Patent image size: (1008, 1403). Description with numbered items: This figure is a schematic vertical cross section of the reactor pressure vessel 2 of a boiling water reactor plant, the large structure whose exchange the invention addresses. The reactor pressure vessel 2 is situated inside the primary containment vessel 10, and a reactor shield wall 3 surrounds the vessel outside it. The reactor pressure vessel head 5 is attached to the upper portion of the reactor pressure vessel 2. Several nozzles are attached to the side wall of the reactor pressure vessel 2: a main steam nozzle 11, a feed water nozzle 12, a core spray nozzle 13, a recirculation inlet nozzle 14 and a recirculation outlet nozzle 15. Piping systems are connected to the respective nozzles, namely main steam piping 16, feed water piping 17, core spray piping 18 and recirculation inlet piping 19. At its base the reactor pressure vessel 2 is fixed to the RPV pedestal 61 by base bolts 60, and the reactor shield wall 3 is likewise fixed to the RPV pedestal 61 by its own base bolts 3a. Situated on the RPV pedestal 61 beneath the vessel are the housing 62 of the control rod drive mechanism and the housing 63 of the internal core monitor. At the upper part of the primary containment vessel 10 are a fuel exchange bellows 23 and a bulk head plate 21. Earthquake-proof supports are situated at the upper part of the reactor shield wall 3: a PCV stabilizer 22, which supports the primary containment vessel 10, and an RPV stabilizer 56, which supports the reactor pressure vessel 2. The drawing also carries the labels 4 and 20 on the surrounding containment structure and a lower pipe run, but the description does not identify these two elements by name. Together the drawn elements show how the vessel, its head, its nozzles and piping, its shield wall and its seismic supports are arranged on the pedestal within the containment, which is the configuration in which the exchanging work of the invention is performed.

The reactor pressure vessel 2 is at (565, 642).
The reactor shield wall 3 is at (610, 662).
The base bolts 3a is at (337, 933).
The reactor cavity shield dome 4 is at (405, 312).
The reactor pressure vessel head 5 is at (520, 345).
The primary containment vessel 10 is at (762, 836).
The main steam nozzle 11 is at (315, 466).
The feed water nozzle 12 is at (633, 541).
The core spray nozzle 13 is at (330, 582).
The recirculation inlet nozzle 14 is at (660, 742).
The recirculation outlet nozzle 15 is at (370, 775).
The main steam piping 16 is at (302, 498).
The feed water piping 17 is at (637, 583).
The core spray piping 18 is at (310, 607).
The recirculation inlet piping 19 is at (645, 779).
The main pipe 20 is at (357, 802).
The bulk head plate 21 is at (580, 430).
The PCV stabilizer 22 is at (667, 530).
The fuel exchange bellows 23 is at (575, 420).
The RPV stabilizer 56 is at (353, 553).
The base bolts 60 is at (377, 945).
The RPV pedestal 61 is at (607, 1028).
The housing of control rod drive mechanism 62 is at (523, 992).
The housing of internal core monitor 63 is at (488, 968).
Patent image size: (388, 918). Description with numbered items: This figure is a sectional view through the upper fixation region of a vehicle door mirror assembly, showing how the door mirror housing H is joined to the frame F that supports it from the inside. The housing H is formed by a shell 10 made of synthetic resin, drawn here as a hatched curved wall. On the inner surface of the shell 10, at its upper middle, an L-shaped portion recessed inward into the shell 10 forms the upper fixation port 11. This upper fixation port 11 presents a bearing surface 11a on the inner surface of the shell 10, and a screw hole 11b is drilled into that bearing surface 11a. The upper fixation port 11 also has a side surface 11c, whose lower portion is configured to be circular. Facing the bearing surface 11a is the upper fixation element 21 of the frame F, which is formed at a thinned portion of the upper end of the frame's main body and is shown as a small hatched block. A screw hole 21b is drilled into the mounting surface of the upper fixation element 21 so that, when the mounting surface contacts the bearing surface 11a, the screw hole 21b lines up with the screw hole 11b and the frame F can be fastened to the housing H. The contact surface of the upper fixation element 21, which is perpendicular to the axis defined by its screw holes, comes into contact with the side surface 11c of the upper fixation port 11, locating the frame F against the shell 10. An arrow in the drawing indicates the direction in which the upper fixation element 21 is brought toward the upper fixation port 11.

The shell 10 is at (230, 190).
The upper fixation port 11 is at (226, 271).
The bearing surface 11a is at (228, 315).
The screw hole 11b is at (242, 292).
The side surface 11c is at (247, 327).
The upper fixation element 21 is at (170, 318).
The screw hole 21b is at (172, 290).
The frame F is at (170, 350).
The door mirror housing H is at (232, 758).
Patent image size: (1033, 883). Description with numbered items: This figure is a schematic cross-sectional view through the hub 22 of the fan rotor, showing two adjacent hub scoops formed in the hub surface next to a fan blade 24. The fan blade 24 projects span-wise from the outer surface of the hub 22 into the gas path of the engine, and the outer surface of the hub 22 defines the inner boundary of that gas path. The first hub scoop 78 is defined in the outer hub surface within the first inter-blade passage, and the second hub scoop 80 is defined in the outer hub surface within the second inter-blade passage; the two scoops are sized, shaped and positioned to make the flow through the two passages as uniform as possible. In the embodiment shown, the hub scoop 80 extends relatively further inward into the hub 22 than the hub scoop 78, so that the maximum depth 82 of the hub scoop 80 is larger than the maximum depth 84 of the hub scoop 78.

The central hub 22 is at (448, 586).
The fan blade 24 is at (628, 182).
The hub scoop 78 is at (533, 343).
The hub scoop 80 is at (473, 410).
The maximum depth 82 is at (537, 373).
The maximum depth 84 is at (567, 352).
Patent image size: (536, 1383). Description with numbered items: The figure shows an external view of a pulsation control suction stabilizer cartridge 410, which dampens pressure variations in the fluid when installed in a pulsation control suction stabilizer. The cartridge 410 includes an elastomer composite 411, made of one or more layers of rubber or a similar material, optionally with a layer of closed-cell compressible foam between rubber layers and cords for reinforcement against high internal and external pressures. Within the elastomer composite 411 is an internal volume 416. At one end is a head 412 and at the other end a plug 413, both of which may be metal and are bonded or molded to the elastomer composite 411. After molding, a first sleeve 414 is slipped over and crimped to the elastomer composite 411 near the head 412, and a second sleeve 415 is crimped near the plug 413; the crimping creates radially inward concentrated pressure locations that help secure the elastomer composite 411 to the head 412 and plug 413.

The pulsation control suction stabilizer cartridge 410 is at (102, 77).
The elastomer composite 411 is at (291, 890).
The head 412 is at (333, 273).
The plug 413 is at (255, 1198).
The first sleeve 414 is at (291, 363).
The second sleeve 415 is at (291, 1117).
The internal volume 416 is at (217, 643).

====================

## [Brief]
Rewrite everything from the line containing "Patent image size: (1033, 883)." down to the line containing "The maximum depth 84 is at (567, 352)." as a Markdown table with the columns Row and Line, one row per line. Skip any blank lines.

## [Full output]
| Row | Line |
|---|---|
| 1 | Patent image size: (1033, 883). Description with numbered items: This figure is a schematic cross-sectional view through the hub 22 of the fan rotor, showing two adjacent hub scoops formed in the hub surface next to a fan blade 24. The fan blade 24 projects span-wise from the outer surface of the hub 22 into the gas path of the engine, and the outer surface of the hub 22 defines the inner boundary of that gas path. The first hub scoop 78 is defined in the outer hub surface within the first inter-blade passage, and the second hub scoop 80 is defined in the outer hub surface within the second inter-blade passage; the two scoops are sized, shaped and positioned to make the flow through the two passages as uniform as possible. In the embodiment shown, the hub scoop 80 extends relatively further inward into the hub 22 than the hub scoop 78, so that the maximum depth 82 of the hub scoop 80 is larger than the maximum depth 84 of the hub scoop 78. |
| 2 | The central hub 22 is at (448, 586). |
| 3 | The fan blade 24 is at (628, 182). |
| 4 | The hub scoop 78 is at (533, 343). |
| 5 | The hub scoop 80 is at (473, 410). |
| 6 | The maximum depth 82 is at (537, 373). |
| 7 | The maximum depth 84 is at (567, 352). |